▶ _TEXTAUSZUG_
• • • • • • •

Der Grund für die Verzögerungen war, dass der von Telefunken
bestellte und von Siemens & Halske in Berlin gefertigte Sender einem Brand
zum Opfer fiel und erneut hergestellt werden musste. Die Wohnbauten für
das Personal wurden erst am 1. Dezember 1919 bezugsfertig. Am 6. Dezember
1919 begann schließlich die Überprüfung des 45 kW-Senders, welche
allerdings erst im Juni 1920 erfolgreich abgeschlossen werden konnte. Im
Oktober 1920 erfolgte schließlich die definitive Übergabe der Anlage an
die Telegrafenverwaltung. Dennoch war die Anlage höchst mangelhaft und in
Teilen schon wieder veraltet. So war sie für den Schnellsendebetrieb
ungeeignet, was eine rasche Amortisation verhinderte.
|
Die Radiostation
Deutsch-Altenburg nach 1918 |
Nach dem 1. Weltkrieg
diente die Sendestation dem kommerziellen Funkdienst Österreichs mit dem Ausland (Die
zugehörige Empfangsstation befand sich am Laaerberg in Wien). Der
Betrieb wurde anfänglich in stark eingeschränktem Maße von der
Telegrafenverwaltung gestaltet. Am 18. September 1922 erhielt eine
private Gesellschaft die
Konzession zum Betrieb des kommerziellen Funkdienstes. Am 12. August
1923 erfolgte die offizielle
Gründung der "Österreichischen Marconi A.G.", die aber schon am 18.

• • • • • • •

▶ _VORLIEGENDE ZEILEN_
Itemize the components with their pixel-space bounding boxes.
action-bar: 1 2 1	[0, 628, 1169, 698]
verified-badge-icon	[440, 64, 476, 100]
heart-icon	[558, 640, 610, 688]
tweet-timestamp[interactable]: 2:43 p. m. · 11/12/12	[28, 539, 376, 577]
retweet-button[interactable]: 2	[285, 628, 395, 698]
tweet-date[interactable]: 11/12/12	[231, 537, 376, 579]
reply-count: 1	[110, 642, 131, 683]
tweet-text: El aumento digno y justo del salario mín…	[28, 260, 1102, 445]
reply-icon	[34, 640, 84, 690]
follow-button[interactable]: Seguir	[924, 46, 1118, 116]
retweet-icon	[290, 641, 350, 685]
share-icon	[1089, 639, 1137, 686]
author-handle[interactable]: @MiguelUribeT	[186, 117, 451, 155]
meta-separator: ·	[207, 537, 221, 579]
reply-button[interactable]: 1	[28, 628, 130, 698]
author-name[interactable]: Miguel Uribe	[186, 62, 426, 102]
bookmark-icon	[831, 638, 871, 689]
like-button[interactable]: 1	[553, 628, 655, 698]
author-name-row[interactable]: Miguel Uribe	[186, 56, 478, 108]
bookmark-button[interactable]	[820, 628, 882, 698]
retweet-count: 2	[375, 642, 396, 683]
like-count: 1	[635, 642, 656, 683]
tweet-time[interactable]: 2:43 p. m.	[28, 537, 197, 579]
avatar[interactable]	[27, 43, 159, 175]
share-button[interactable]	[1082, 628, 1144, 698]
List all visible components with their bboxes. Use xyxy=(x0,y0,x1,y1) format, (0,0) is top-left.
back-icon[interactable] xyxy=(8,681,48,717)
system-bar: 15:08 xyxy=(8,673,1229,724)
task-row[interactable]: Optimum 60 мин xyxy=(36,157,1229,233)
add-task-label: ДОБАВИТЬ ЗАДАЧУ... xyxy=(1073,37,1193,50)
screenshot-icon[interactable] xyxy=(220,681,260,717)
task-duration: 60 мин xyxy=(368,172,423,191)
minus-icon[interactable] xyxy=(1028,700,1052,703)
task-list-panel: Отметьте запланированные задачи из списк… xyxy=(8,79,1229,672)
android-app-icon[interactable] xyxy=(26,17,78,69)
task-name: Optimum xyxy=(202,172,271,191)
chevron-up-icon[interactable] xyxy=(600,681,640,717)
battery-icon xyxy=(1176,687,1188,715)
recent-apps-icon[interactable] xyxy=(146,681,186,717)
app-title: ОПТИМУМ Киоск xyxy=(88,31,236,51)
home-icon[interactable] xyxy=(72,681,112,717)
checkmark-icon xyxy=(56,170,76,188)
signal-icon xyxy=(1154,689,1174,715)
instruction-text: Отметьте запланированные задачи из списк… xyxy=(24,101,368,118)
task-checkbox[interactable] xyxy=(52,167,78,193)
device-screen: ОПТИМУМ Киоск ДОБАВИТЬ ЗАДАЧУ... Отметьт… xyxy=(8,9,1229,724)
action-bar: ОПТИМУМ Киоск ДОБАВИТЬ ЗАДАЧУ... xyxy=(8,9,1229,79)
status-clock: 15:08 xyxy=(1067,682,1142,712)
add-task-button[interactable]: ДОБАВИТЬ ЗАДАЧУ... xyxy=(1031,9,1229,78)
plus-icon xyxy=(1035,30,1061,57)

• • • • • • •

▶ _ÜBUNGSAUFGABEN_
**a)** Übersetze bitte den Satz „Die Wohnbauten für das Personal wurden erst am 1. Dezember 1919 bezugsfertig.“ aus dem Text über die Radiostation Deutsch-Altenburg ins Englische.
**b)** Setze den Text über die Radiostation Deutsch-Altenburg an der Stelle fort, an der er endet.

▶ _ANTWORTEN_
**a)** The residential buildings for the staff were not ready for occupancy until December 1, 1919.

**b)**
Dezember 1923 in "Radio Austria A.G." umbenannt wurde und unter
diesem Namen bis vor wenigen Jahren bestand. 55% dieser Gesellschaft befanden sich
in englischem Besitz, weitere 30% hielt die österreichische Post- und
Telegrafenverwaltung. Am 14. Jänner 1924 nahm man den direkten
radiotelegrafischen Verkehr mit Berlin und London auf. Die teilweise unfertigen
und veralteten Anlagen wurden etwa 1925 erneuert. Auf
Langwelle gelangten ein 25 kW- und ein 7 kW-Röhrensender zum Einsatz,
auf Kurzwelle anfänglich ein 2,25 kW-Sender. Gleichzeitig erfolgte die
Erbauung eines 100 m hohen, freitragenden Antennenturmes.
Auch in der
NS-Zeit 1938 bis 1945 änderte sich am Telegrafiebetrieb nichts
Grundsätzliches, außer dass die Gesellschaftsanteile der "Marconi Wireless Telegraph Comp." vom "Verwalter für das Feindvermögen"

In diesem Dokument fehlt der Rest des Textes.